■ **TASK DETAILS**
Render the lines below as a numbered list, omitting any blank lines.

(Layout annotation lines)
⟨
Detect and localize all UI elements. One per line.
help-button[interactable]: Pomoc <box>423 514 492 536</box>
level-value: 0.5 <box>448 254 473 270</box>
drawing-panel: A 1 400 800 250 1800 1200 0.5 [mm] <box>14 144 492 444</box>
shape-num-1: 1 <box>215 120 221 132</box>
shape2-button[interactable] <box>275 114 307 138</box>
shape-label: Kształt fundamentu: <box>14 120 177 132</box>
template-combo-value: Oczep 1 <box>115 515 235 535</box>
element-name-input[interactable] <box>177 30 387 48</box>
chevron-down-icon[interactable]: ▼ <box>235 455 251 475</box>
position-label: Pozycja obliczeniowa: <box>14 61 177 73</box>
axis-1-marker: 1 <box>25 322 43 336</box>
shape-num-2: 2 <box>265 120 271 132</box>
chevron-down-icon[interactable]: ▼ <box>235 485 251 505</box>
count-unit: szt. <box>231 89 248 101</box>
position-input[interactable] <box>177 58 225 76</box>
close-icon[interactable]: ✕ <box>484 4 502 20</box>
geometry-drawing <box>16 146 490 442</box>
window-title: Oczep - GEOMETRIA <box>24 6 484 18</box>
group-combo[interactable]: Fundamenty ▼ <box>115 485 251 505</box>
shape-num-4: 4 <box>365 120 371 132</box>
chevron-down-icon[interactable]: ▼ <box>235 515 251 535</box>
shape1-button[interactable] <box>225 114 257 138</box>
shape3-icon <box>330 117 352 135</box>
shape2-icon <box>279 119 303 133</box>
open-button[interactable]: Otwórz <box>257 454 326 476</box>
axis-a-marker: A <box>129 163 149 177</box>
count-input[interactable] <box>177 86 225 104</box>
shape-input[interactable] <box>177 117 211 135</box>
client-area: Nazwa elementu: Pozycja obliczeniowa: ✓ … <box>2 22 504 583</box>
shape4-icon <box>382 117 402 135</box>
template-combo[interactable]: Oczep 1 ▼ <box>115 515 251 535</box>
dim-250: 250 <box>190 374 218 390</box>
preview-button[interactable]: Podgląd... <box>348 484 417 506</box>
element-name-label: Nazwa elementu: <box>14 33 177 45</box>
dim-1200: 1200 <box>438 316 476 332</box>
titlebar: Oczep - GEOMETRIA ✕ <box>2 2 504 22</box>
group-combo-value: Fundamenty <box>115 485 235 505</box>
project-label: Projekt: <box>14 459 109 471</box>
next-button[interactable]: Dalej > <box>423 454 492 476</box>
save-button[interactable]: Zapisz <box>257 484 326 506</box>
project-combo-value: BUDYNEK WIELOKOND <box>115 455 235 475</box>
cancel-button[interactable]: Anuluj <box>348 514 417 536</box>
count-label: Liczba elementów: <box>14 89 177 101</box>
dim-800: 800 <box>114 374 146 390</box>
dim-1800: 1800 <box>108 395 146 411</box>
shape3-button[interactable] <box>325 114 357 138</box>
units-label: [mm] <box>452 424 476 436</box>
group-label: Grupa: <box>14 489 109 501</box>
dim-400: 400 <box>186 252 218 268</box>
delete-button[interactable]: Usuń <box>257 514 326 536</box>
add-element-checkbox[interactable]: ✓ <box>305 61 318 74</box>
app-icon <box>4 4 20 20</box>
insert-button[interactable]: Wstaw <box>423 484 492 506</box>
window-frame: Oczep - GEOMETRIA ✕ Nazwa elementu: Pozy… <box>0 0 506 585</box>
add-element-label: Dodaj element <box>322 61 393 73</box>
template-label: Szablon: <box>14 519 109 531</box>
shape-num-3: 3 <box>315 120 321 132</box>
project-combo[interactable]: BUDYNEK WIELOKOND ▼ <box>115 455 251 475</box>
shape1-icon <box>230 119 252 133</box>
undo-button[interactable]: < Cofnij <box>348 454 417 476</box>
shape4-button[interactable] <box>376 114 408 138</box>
⟩
■ **SOLUTION FOR THIS EXERCISE**
1. Detect and localize all UI elements. One per line.
2. help-button[interactable]: Pomoc <box>423 514 492 536</box>
3. level-value: 0.5 <box>448 254 473 270</box>
4. drawing-panel: A 1 400 800 250 1800 1200 0.5 [mm] <box>14 144 492 444</box>
5. shape-num-1: 1 <box>215 120 221 132</box>
6. shape2-button[interactable] <box>275 114 307 138</box>
7. shape-label: Kształt fundamentu: <box>14 120 177 132</box>
8. template-combo-value: Oczep 1 <box>115 515 235 535</box>
9. element-name-input[interactable] <box>177 30 387 48</box>
10. chevron-down-icon[interactable]: ▼ <box>235 455 251 475</box>
11. position-label: Pozycja obliczeniowa: <box>14 61 177 73</box>
12. axis-1-marker: 1 <box>25 322 43 336</box>
13. shape-num-2: 2 <box>265 120 271 132</box>
14. chevron-down-icon[interactable]: ▼ <box>235 485 251 505</box>
15. count-unit: szt. <box>231 89 248 101</box>
16. position-input[interactable] <box>177 58 225 76</box>
17. close-icon[interactable]: ✕ <box>484 4 502 20</box>
18. geometry-drawing <box>16 146 490 442</box>
19. window-title: Oczep - GEOMETRIA <box>24 6 484 18</box>
20. group-combo[interactable]: Fundamenty ▼ <box>115 485 251 505</box>
21. shape-num-4: 4 <box>365 120 371 132</box>
22. chevron-down-icon[interactable]: ▼ <box>235 515 251 535</box>
23. shape1-button[interactable] <box>225 114 257 138</box>
24. shape3-icon <box>330 117 352 135</box>
25. shape2-icon <box>279 119 303 133</box>
26. open-button[interactable]: Otwórz <box>257 454 326 476</box>
27. axis-a-marker: A <box>129 163 149 177</box>
28. count-input[interactable] <box>177 86 225 104</box>
29. shape-input[interactable] <box>177 117 211 135</box>
30. client-area: Nazwa elementu: Pozycja obliczeniowa: ✓ … <box>2 22 504 583</box>
31. shape4-icon <box>382 117 402 135</box>
32. template-combo[interactable]: Oczep 1 ▼ <box>115 515 251 535</box>
33. dim-250: 250 <box>190 374 218 390</box>
34. preview-button[interactable]: Podgląd... <box>348 484 417 506</box>
35. element-name-label: Nazwa elementu: <box>14 33 177 45</box>
36. dim-1200: 1200 <box>438 316 476 332</box>
37. titlebar: Oczep - GEOMETRIA ✕ <box>2 2 504 22</box>
38. group-combo-value: Fundamenty <box>115 485 235 505</box>
39. project-label: Projekt: <box>14 459 109 471</box>
40. next-button[interactable]: Dalej > <box>423 454 492 476</box>
41. save-button[interactable]: Zapisz <box>257 484 326 506</box>
42. project-combo-value: BUDYNEK WIELOKOND <box>115 455 235 475</box>
43. cancel-button[interactable]: Anuluj <box>348 514 417 536</box>
44. count-label: Liczba elementów: <box>14 89 177 101</box>
45. dim-800: 800 <box>114 374 146 390</box>
46. dim-1800: 1800 <box>108 395 146 411</box>
47. shape3-button[interactable] <box>325 114 357 138</box>
48. units-label: [mm] <box>452 424 476 436</box>
49. group-label: Grupa: <box>14 489 109 501</box>
50. dim-400: 400 <box>186 252 218 268</box>
51. delete-button[interactable]: Usuń <box>257 514 326 536</box>
52. add-element-checkbox[interactable]: ✓ <box>305 61 318 74</box>
53. app-icon <box>4 4 20 20</box>
54. insert-button[interactable]: Wstaw <box>423 484 492 506</box>
55. window-frame: Oczep - GEOMETRIA ✕ Nazwa elementu: Pozy… <box>0 0 506 585</box>
56. add-element-label: Dodaj element <box>322 61 393 73</box>
57. template-label: Szablon: <box>14 519 109 531</box>
58. shape-num-3: 3 <box>315 120 321 132</box>
59. project-combo[interactable]: BUDYNEK WIELOKOND ▼ <box>115 455 251 475</box>
60. shape1-icon <box>230 119 252 133</box>
61. undo-button[interactable]: < Cofnij <box>348 454 417 476</box>
62. shape4-button[interactable] <box>376 114 408 138</box>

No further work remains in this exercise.